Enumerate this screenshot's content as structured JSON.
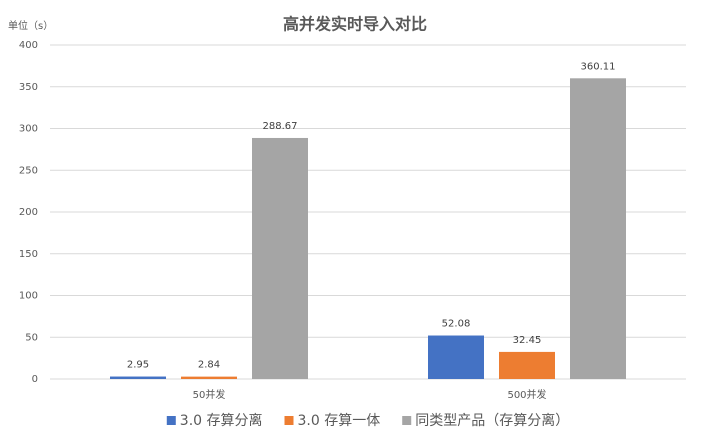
{
  "chart_data": {
    "type": "bar",
    "title": "高并发实时导入对比",
    "y_label": "单位（s）",
    "categories": [
      "50并发",
      "500并发"
    ],
    "series": [
      {
        "name": "3.0 存算分离",
        "color": "#4472c4",
        "values": [
          2.95,
          52.08
        ]
      },
      {
        "name": "3.0 存算一体",
        "color": "#ed7d31",
        "values": [
          2.84,
          32.45
        ]
      },
      {
        "name": "同类型产品（存算分离）",
        "color": "#a5a5a5",
        "values": [
          288.67,
          360.11
        ]
      }
    ],
    "ylim": [
      0,
      400
    ],
    "yticks": [
      0,
      50,
      100,
      150,
      200,
      250,
      300,
      350,
      400
    ],
    "grid": true,
    "legend": "bottom"
  }
}
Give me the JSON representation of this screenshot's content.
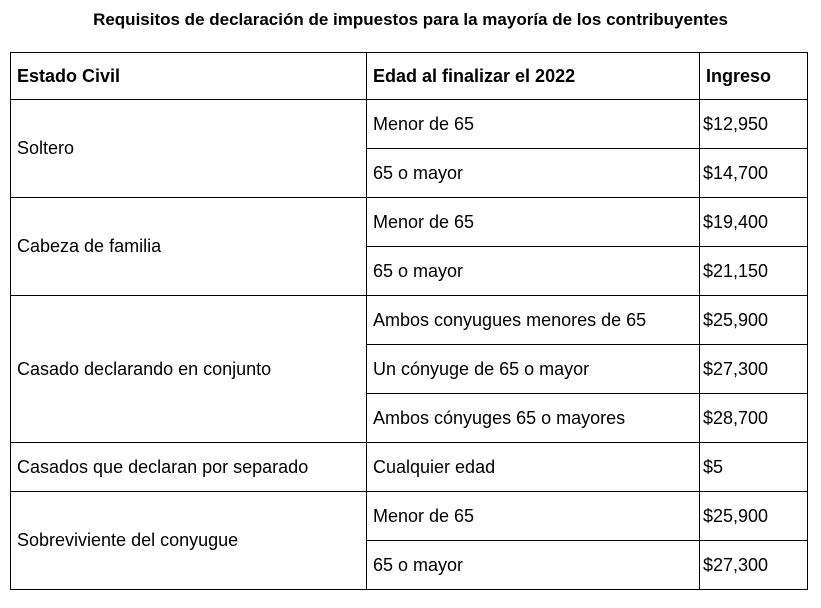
{
  "title": "Requisitos de declaración de impuestos para la mayoría de los contribuyentes",
  "table": {
    "header": [
      "Estado Civil",
      "Edad al finalizar el 2022",
      "Ingreso"
    ],
    "groups": [
      {
        "status": "Soltero",
        "rows": [
          [
            "Menor de 65",
            "$12,950"
          ],
          [
            "65 o mayor",
            "$14,700"
          ]
        ]
      },
      {
        "status": "Cabeza de familia",
        "rows": [
          [
            "Menor de 65",
            "$19,400"
          ],
          [
            "65 o mayor",
            "$21,150"
          ]
        ]
      },
      {
        "status": "Casado declarando en conjunto",
        "rows": [
          [
            "Ambos conyugues menores de 65",
            "$25,900"
          ],
          [
            "Un cónyuge de 65 o mayor",
            "$27,300"
          ],
          [
            "Ambos cónyuges 65 o mayores",
            "$28,700"
          ]
        ]
      },
      {
        "status": "Casados que declaran por separado",
        "rows": [
          [
            "Cualquier edad",
            "$5"
          ]
        ]
      },
      {
        "status": "Sobreviviente del conyugue",
        "rows": [
          [
            "Menor de 65",
            "$25,900"
          ],
          [
            "65 o mayor",
            "$27,300"
          ]
        ]
      }
    ]
  }
}
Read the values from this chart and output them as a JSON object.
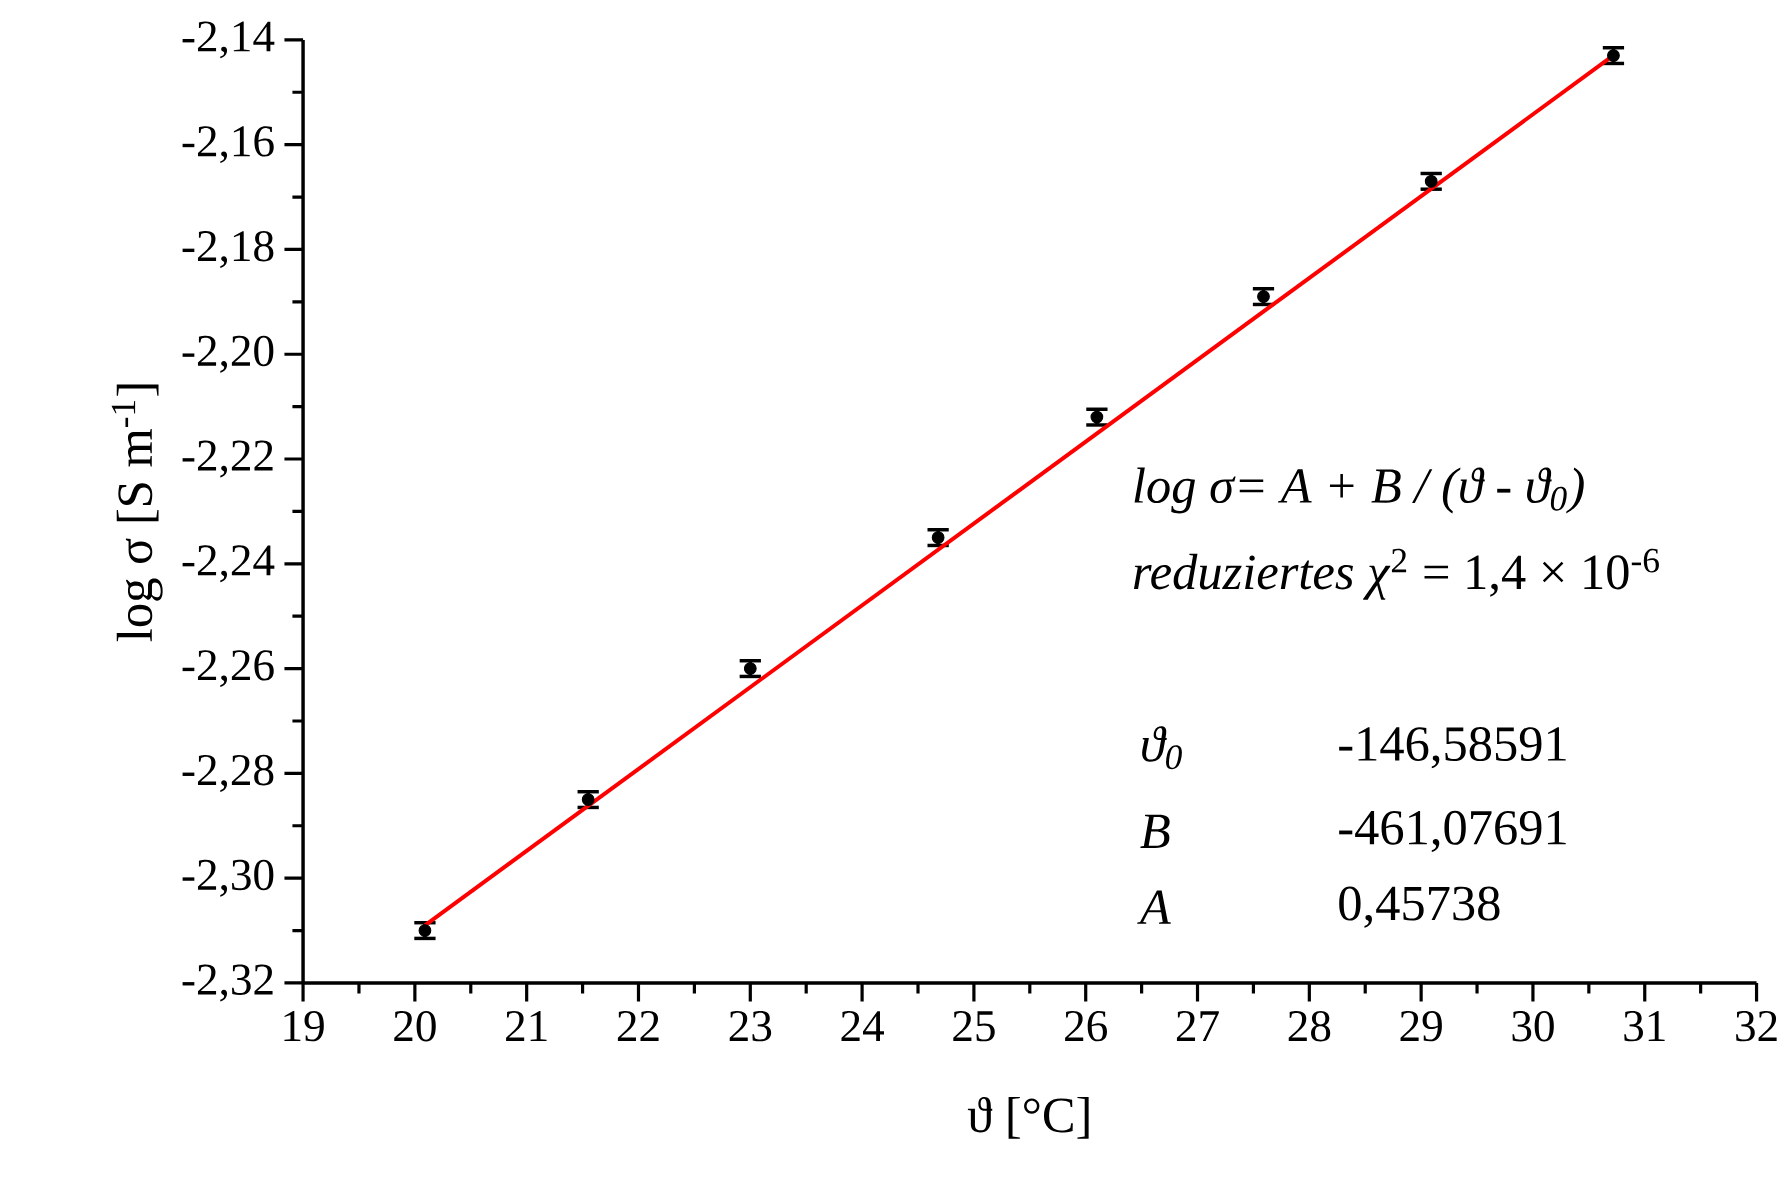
{
  "chart_data": {
    "type": "scatter",
    "xlabel": "ϑ [°C]",
    "ylabel": "log σ [S m$^{-1}$]",
    "xlim": [
      19,
      32
    ],
    "ylim": [
      -2.32,
      -2.14
    ],
    "xticks": [
      19,
      20,
      21,
      22,
      23,
      24,
      25,
      26,
      27,
      28,
      29,
      30,
      31,
      32
    ],
    "yticks": [
      {
        "value": -2.32,
        "label": "-2,32"
      },
      {
        "value": -2.3,
        "label": "-2,30"
      },
      {
        "value": -2.28,
        "label": "-2,28"
      },
      {
        "value": -2.26,
        "label": "-2,26"
      },
      {
        "value": -2.24,
        "label": "-2,24"
      },
      {
        "value": -2.22,
        "label": "-2,22"
      },
      {
        "value": -2.2,
        "label": "-2,20"
      },
      {
        "value": -2.18,
        "label": "-2,18"
      },
      {
        "value": -2.16,
        "label": "-2,16"
      },
      {
        "value": -2.14,
        "label": "-2,14"
      }
    ],
    "series": [
      {
        "color": "#000000",
        "x": [
          20.09,
          21.55,
          23.0,
          24.68,
          26.1,
          27.59,
          29.09,
          30.72
        ],
        "values": [
          -2.31,
          -2.285,
          -2.26,
          -2.235,
          -2.212,
          -2.189,
          -2.167,
          -2.143
        ],
        "errors": [
          0.0015,
          0.0015,
          0.0015,
          0.0015,
          0.0015,
          0.0015,
          0.0015,
          0.0015
        ]
      },
      {
        "type": "line",
        "color": "#ff0000",
        "x": [
          20.09,
          30.75
        ],
        "values": [
          -2.309,
          -2.1425
        ]
      }
    ],
    "annotations": [
      "log σ= A + B / (ϑ - ϑ$_{0}$)",
      "*reduziertes χ*$^{2}$ = 1,4 × 10$^{-6}$",
      "ϑ$_{0}$",
      "-146,58591",
      "B",
      "-461,07691",
      "A",
      "0,45738"
    ]
  }
}
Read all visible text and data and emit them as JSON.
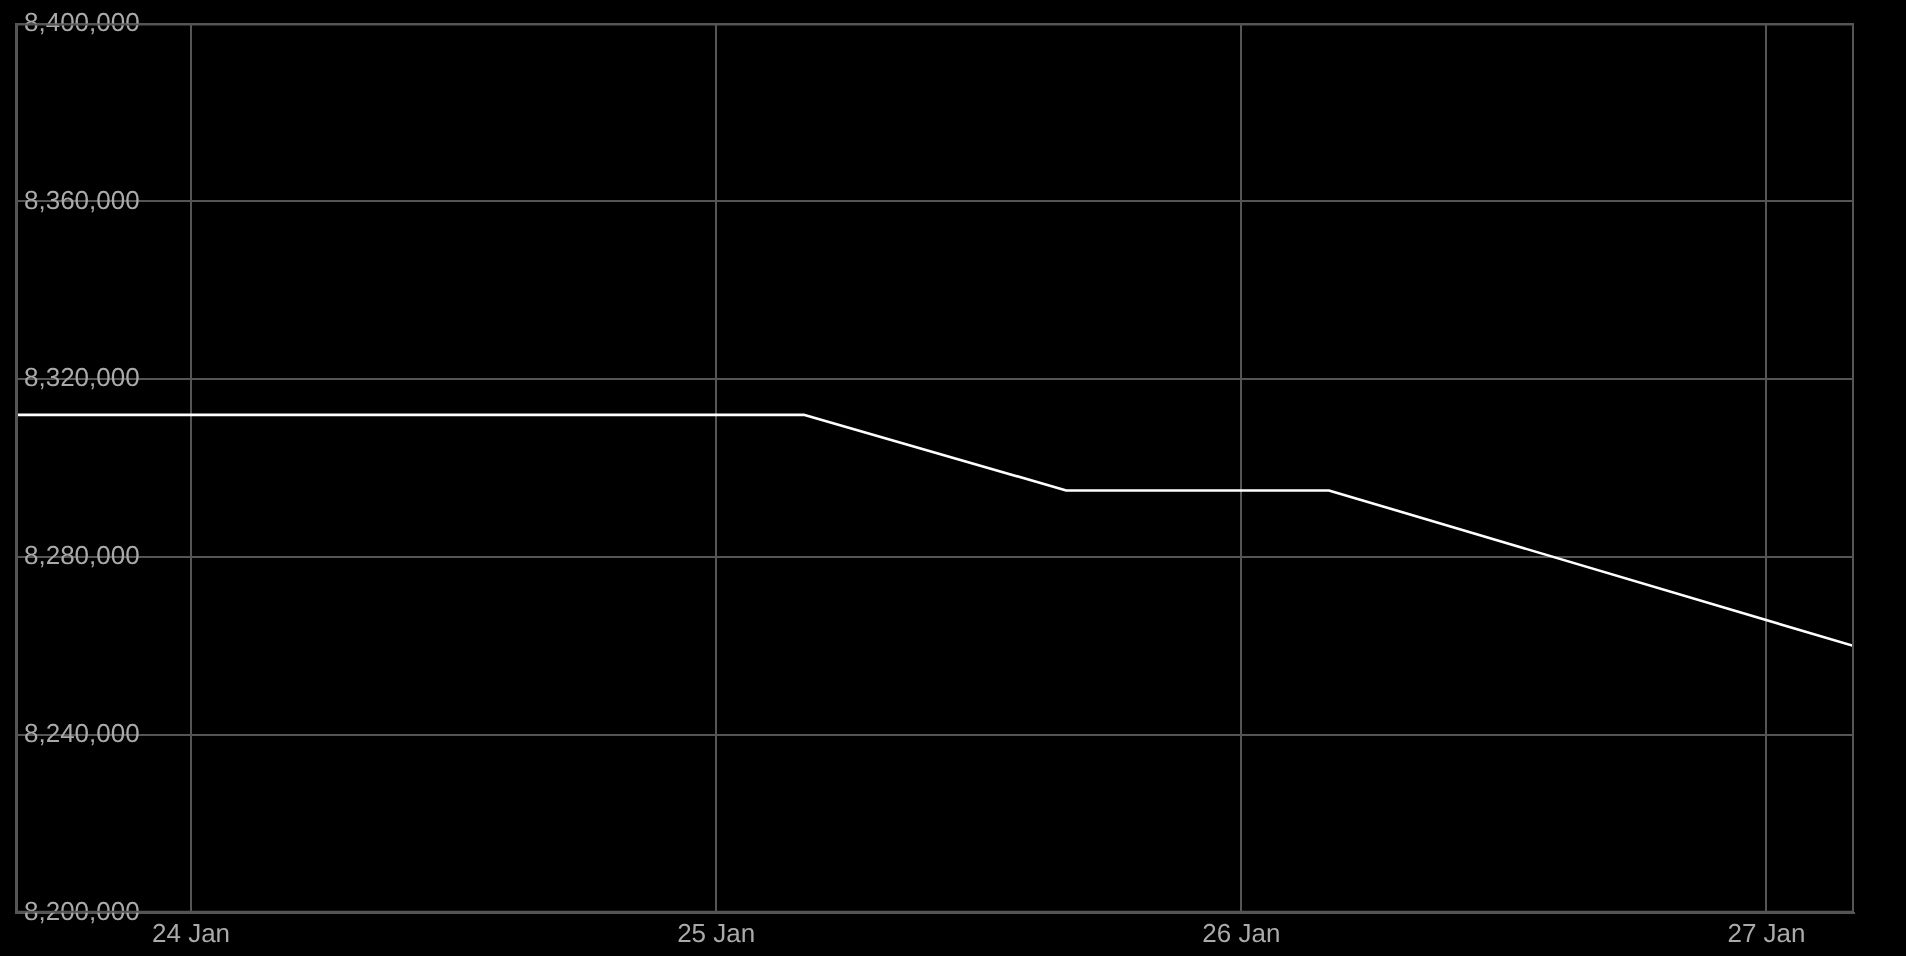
{
  "chart_data": {
    "type": "line",
    "x": [
      "--01-23T16:00",
      "--01-25T04:00",
      "--01-25T16:00",
      "--01-26T04:00",
      "--01-27T04:00"
    ],
    "series": [
      {
        "color": "#ffffff",
        "values": [
          8312000,
          8312000,
          8295000,
          8295000,
          8260000
        ]
      }
    ],
    "xlim": [
      "--01-23T16:00",
      "--01-27T04:00"
    ],
    "xticks": [
      {
        "value": "--01-24",
        "label": "24 Jan"
      },
      {
        "value": "--01-25",
        "label": "25 Jan"
      },
      {
        "value": "--01-26",
        "label": "26 Jan"
      },
      {
        "value": "--01-27",
        "label": "27 Jan"
      }
    ],
    "ylim": [
      8200000,
      8400000
    ],
    "yticks": [
      {
        "value": 8200000,
        "label": "8,200,000"
      },
      {
        "value": 8240000,
        "label": "8,240,000"
      },
      {
        "value": 8280000,
        "label": "8,280,000"
      },
      {
        "value": 8320000,
        "label": "8,320,000"
      },
      {
        "value": 8360000,
        "label": "8,360,000"
      },
      {
        "value": 8400000,
        "label": "8,400,000"
      }
    ],
    "grid": true,
    "legend": false,
    "marker": "none",
    "line_style": "solid"
  }
}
::::
[Your instructions] Without including any pictures, print each record exactly.

[Output for this task]
Enumerate this screenshot's content as structured JSON.
{
  "chart_data": {
    "type": "bar",
    "title": "高并发实时导入对比",
    "y_label": "单位（s）",
    "categories": [
      "50并发",
      "500并发"
    ],
    "series": [
      {
        "name": "3.0 存算分离",
        "color": "#4472c4",
        "values": [
          2.95,
          52.08
        ]
      },
      {
        "name": "3.0 存算一体",
        "color": "#ed7d31",
        "values": [
          2.84,
          32.45
        ]
      },
      {
        "name": "同类型产品（存算分离）",
        "color": "#a5a5a5",
        "values": [
          288.67,
          360.11
        ]
      }
    ],
    "ylim": [
      0,
      400
    ],
    "yticks": [
      0,
      50,
      100,
      150,
      200,
      250,
      300,
      350,
      400
    ],
    "grid": true,
    "legend": "bottom"
  }
}
Give me the JSON representation of this screenshot's content.
{
  "title": "Requisitos de declaración de impuestos para la mayoría de los contribuyentes",
  "table": {
    "header": [
      "Estado Civil",
      "Edad al finalizar el 2022",
      "Ingreso"
    ],
    "groups": [
      {
        "status": "Soltero",
        "rows": [
          [
            "Menor de 65",
            "$12,950"
          ],
          [
            "65 o mayor",
            "$14,700"
          ]
        ]
      },
      {
        "status": "Cabeza de familia",
        "rows": [
          [
            "Menor de 65",
            "$19,400"
          ],
          [
            "65 o mayor",
            "$21,150"
          ]
        ]
      },
      {
        "status": "Casado declarando en conjunto",
        "rows": [
          [
            "Ambos conyugues menores de 65",
            "$25,900"
          ],
          [
            "Un cónyuge de 65 o mayor",
            "$27,300"
          ],
          [
            "Ambos cónyuges 65 o mayores",
            "$28,700"
          ]
        ]
      },
      {
        "status": "Casados que declaran por separado",
        "rows": [
          [
            "Cualquier edad",
            "$5"
          ]
        ]
      },
      {
        "status": "Sobreviviente del conyugue",
        "rows": [
          [
            "Menor de 65",
            "$25,900"
          ],
          [
            "65 o mayor",
            "$27,300"
          ]
        ]
      }
    ]
  }
}
Read the values from this chart and output them as a JSON object.
{
  "chart_data": {
    "type": "scatter",
    "xlabel": "ϑ [°C]",
    "ylabel": "log σ [S m$^{-1}$]",
    "xlim": [
      19,
      32
    ],
    "ylim": [
      -2.32,
      -2.14
    ],
    "xticks": [
      19,
      20,
      21,
      22,
      23,
      24,
      25,
      26,
      27,
      28,
      29,
      30,
      31,
      32
    ],
    "yticks": [
      {
        "value": -2.32,
        "label": "-2,32"
      },
      {
        "value": -2.3,
        "label": "-2,30"
      },
      {
        "value": -2.28,
        "label": "-2,28"
      },
      {
        "value": -2.26,
        "label": "-2,26"
      },
      {
        "value": -2.24,
        "label": "-2,24"
      },
      {
        "value": -2.22,
        "label": "-2,22"
      },
      {
        "value": -2.2,
        "label": "-2,20"
      },
      {
        "value": -2.18,
        "label": "-2,18"
      },
      {
        "value": -2.16,
        "label": "-2,16"
      },
      {
        "value": -2.14,
        "label": "-2,14"
      }
    ],
    "series": [
      {
        "color": "#000000",
        "x": [
          20.09,
          21.55,
          23.0,
          24.68,
          26.1,
          27.59,
          29.09,
          30.72
        ],
        "values": [
          -2.31,
          -2.285,
          -2.26,
          -2.235,
          -2.212,
          -2.189,
          -2.167,
          -2.143
        ],
        "errors": [
          0.0015,
          0.0015,
          0.0015,
          0.0015,
          0.0015,
          0.0015,
          0.0015,
          0.0015
        ]
      },
      {
        "type": "line",
        "color": "#ff0000",
        "x": [
          20.09,
          30.75
        ],
        "values": [
          -2.309,
          -2.1425
        ]
      }
    ],
    "annotations": [
      "log σ= A + B / (ϑ - ϑ$_{0}$)",
      "*reduziertes χ*$^{2}$ = 1,4 × 10$^{-6}$",
      "ϑ$_{0}$",
      "-146,58591",
      "B",
      "-461,07691",
      "A",
      "0,45738"
    ]
  }
}
Read all visible text and data and emit them as JSON.
{
  "chart_data": {
    "type": "line",
    "x": [
      "--01-23T16:00",
      "--01-25T04:00",
      "--01-25T16:00",
      "--01-26T04:00",
      "--01-27T04:00"
    ],
    "series": [
      {
        "color": "#ffffff",
        "values": [
          8312000,
          8312000,
          8295000,
          8295000,
          8260000
        ]
      }
    ],
    "xlim": [
      "--01-23T16:00",
      "--01-27T04:00"
    ],
    "xticks": [
      {
        "value": "--01-24",
        "label": "24 Jan"
      },
      {
        "value": "--01-25",
        "label": "25 Jan"
      },
      {
        "value": "--01-26",
        "label": "26 Jan"
      },
      {
        "value": "--01-27",
        "label": "27 Jan"
      }
    ],
    "ylim": [
      8200000,
      8400000
    ],
    "yticks": [
      {
        "value": 8200000,
        "label": "8,200,000"
      },
      {
        "value": 8240000,
        "label": "8,240,000"
      },
      {
        "value": 8280000,
        "label": "8,280,000"
      },
      {
        "value": 8320000,
        "label": "8,320,000"
      },
      {
        "value": 8360000,
        "label": "8,360,000"
      },
      {
        "value": 8400000,
        "label": "8,400,000"
      }
    ],
    "grid": true,
    "legend": false,
    "marker": "none",
    "line_style": "solid"
  }
}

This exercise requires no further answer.